Data for processing:
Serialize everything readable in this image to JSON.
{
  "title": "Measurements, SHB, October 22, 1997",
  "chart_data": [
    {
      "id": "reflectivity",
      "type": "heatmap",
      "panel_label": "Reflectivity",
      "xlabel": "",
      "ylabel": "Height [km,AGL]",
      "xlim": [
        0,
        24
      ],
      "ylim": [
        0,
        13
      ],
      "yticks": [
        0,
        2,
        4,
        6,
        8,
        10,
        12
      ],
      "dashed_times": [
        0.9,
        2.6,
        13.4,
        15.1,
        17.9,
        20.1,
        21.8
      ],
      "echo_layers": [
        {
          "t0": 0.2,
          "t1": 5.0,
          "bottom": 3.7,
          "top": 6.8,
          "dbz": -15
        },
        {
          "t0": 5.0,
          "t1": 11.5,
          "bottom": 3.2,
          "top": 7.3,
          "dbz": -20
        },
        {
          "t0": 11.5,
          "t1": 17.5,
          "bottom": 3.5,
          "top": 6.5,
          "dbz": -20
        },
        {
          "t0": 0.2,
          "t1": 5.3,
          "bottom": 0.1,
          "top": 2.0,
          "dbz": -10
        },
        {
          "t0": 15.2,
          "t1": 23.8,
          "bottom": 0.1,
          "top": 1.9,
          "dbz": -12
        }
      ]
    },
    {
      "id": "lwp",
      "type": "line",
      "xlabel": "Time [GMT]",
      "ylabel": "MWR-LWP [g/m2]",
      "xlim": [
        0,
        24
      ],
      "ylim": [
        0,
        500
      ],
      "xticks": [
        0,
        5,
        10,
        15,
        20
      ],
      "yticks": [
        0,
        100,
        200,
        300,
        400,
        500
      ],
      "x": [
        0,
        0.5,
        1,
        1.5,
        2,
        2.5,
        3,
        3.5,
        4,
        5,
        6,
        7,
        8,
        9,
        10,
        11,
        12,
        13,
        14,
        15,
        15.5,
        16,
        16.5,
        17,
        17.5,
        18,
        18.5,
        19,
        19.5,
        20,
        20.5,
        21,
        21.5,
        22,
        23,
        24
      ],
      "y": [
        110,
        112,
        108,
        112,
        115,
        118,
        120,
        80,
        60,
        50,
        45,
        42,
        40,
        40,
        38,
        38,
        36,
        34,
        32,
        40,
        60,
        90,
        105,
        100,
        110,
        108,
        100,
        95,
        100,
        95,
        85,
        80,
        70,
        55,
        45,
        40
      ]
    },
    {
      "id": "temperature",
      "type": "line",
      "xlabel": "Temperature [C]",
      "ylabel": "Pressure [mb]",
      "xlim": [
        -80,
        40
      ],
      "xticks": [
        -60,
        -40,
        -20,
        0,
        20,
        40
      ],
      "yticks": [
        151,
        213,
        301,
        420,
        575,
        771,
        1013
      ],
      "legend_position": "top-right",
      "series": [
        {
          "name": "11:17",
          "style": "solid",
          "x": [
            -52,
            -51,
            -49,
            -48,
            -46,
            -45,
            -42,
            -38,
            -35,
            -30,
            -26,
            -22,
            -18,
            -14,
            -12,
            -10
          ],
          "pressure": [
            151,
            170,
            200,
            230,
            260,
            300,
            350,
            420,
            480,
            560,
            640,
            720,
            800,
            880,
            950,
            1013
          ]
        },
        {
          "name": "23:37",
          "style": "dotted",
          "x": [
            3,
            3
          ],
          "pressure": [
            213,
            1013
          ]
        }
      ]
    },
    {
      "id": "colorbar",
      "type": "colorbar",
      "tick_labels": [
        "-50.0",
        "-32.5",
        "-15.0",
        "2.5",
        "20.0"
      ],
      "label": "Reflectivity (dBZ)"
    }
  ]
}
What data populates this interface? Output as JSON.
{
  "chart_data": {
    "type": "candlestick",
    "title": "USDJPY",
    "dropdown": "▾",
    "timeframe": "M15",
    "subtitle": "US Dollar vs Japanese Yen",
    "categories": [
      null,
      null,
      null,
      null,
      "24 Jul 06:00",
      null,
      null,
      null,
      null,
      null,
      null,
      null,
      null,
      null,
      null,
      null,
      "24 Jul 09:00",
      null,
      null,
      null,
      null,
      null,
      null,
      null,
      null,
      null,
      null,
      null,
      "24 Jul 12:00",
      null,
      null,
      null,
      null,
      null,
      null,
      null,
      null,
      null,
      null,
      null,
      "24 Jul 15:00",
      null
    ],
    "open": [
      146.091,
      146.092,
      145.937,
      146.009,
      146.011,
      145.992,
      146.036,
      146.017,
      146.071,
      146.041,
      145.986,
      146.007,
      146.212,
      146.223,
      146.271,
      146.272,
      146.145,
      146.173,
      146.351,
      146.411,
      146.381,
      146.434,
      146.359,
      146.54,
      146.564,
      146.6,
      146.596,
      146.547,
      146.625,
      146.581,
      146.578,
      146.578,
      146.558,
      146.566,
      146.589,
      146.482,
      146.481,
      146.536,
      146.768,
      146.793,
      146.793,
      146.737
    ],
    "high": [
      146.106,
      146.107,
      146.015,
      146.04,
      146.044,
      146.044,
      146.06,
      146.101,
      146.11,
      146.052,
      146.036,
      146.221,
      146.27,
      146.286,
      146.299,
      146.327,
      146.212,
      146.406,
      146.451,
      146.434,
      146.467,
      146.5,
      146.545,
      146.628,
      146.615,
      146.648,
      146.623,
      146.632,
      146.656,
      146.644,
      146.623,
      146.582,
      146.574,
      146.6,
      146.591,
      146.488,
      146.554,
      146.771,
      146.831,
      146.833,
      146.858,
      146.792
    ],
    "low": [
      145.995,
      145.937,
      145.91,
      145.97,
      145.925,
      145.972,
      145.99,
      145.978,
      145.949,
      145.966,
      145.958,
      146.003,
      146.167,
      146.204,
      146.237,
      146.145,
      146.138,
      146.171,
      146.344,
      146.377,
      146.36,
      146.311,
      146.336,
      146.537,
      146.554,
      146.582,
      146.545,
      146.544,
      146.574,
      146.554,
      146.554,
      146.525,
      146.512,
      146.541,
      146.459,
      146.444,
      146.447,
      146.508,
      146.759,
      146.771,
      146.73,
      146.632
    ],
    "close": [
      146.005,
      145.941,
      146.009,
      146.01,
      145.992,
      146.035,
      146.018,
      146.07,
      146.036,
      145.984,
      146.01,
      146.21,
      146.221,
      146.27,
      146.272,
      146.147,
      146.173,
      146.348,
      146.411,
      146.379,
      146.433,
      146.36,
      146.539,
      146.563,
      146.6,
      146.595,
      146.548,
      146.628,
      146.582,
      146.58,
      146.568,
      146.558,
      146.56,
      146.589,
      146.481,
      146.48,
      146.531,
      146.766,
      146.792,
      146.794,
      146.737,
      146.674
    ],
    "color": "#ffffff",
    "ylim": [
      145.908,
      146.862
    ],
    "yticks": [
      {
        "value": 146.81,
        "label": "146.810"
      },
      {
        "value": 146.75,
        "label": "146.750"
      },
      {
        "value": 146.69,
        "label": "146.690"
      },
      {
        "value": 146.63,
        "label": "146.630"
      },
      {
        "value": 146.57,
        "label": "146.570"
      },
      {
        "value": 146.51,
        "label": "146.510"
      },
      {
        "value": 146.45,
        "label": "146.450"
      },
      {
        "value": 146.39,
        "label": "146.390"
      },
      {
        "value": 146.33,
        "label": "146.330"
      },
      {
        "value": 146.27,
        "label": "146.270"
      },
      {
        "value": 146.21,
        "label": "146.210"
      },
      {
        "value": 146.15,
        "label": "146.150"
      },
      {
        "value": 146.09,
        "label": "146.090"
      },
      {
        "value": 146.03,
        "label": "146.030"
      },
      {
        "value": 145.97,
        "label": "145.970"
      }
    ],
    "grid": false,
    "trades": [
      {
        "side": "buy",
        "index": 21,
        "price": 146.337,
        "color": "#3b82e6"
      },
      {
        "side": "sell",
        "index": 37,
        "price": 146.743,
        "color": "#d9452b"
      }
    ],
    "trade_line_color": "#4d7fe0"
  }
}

Exercise prompt:
Identify every line above with the string "xlabel" in it. Copy those lines.

The response:
      "xlabel": "",
      "xlabel": "Time [GMT]",
      "xlabel": "Temperature [C]",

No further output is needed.